▶ Goal
Extract the lines that hold the string "defined".

Saved entries
[START]
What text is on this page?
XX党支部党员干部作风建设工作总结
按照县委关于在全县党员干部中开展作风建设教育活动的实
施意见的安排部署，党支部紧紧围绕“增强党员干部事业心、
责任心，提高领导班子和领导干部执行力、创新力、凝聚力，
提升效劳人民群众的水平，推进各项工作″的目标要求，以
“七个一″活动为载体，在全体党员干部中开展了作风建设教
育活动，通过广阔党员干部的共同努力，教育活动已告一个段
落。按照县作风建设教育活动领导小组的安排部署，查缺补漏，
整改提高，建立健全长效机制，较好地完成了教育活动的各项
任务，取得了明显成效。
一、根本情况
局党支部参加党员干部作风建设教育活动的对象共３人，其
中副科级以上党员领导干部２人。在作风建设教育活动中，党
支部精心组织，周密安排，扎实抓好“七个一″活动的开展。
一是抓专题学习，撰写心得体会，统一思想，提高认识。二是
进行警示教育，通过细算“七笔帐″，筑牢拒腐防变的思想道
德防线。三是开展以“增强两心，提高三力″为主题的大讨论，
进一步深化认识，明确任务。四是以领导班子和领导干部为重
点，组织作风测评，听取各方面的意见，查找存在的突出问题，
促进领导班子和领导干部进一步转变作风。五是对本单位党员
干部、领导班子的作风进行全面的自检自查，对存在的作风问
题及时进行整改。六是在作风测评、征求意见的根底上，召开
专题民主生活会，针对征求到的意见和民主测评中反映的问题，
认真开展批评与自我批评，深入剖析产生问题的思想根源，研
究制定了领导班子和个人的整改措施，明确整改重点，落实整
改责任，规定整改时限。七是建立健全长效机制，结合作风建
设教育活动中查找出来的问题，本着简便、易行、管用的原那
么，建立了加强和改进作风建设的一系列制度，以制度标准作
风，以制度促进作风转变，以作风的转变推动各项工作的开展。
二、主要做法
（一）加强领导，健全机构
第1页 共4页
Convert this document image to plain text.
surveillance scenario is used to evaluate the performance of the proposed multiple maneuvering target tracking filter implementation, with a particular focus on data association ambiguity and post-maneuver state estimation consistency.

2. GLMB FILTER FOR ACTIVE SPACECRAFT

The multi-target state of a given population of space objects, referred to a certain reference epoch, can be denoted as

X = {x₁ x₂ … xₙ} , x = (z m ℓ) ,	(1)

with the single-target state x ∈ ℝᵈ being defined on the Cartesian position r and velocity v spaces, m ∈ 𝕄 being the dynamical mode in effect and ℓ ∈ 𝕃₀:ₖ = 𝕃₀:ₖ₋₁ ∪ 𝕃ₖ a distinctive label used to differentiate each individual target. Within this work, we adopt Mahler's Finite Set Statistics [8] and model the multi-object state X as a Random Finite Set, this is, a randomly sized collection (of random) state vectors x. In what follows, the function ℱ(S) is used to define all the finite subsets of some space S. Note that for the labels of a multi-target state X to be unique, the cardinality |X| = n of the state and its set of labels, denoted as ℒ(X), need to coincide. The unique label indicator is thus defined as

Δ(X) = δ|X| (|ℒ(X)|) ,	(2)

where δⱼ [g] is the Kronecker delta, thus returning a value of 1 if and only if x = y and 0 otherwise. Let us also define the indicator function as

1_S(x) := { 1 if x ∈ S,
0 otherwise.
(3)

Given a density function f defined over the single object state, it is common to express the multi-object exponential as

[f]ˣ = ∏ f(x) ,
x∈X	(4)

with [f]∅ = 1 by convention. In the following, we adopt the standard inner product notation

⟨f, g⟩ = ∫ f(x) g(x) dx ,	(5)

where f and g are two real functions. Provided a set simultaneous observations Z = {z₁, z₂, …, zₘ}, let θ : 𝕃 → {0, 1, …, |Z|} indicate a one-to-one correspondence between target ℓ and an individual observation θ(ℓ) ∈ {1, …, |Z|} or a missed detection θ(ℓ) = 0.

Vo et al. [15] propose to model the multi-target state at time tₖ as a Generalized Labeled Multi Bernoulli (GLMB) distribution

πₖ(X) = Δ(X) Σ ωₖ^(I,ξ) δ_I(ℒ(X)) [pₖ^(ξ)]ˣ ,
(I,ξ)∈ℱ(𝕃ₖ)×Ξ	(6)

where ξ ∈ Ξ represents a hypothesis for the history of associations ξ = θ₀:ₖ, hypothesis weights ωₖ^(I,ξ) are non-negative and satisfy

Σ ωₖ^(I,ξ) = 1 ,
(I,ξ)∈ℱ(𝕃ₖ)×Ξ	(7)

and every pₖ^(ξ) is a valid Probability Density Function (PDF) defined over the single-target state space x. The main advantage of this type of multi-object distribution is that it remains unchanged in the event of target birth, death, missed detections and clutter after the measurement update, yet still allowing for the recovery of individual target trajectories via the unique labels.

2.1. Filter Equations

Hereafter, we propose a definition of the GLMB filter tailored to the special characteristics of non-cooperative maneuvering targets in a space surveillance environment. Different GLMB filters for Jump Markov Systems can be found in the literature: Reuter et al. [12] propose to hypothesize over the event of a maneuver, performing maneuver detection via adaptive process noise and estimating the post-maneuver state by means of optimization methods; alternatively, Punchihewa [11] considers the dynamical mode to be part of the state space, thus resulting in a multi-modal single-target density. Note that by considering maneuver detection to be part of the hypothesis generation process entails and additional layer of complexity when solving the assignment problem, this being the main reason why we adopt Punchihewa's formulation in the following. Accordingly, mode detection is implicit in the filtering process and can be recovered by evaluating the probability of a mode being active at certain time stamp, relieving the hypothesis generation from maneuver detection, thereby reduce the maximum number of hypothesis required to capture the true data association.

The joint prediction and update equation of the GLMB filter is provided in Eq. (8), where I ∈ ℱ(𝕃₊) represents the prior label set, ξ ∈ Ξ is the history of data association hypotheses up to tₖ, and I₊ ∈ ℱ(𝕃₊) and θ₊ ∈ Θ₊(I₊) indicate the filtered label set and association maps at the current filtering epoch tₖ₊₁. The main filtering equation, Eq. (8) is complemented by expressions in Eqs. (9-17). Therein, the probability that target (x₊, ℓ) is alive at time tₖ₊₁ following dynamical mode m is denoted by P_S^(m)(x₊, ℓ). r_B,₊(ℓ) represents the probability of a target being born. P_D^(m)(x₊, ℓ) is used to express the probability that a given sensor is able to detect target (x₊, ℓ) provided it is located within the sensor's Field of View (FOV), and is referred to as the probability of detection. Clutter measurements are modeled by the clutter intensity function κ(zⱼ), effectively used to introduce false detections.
[END]
▶ Written answer
with the single-target state x ∈ ℝᵈ being defined on the Cartesian position r and velocity v spaces, m ∈ 𝕄 being the dynamical mode in effect and ℓ ∈ 𝕃₀:ₖ = 𝕃₀:ₖ₋₁ ∪ 𝕃ₖ a distinctive label used to differentiate each individual target. Within this work, we adopt Mahler's Finite Set Statistics [8] and model the multi-object state X as a Random Finite Set, this is, a randomly sized collection (of random) state vectors x. In what follows, the function ℱ(S) is used to define all the finite subsets of some space S. Note that for the labels of a multi-target state X to be unique, the cardinality |X| = n of the state and its set of labels, denoted as ℒ(X), need to coincide. The unique label indicator is thus defined as
Given a density function f defined over the single object state, it is common to express the multi-object exponential as
and every pₖ^(ξ) is a valid Probability Density Function (PDF) defined over the single-target state space x. The main advantage of this type of multi-object distribution is that it remains unchanged in the event of target birth, death, missed detections and clutter after the measurement update, yet still allowing for the recovery of individual target trajectories via the unique labels.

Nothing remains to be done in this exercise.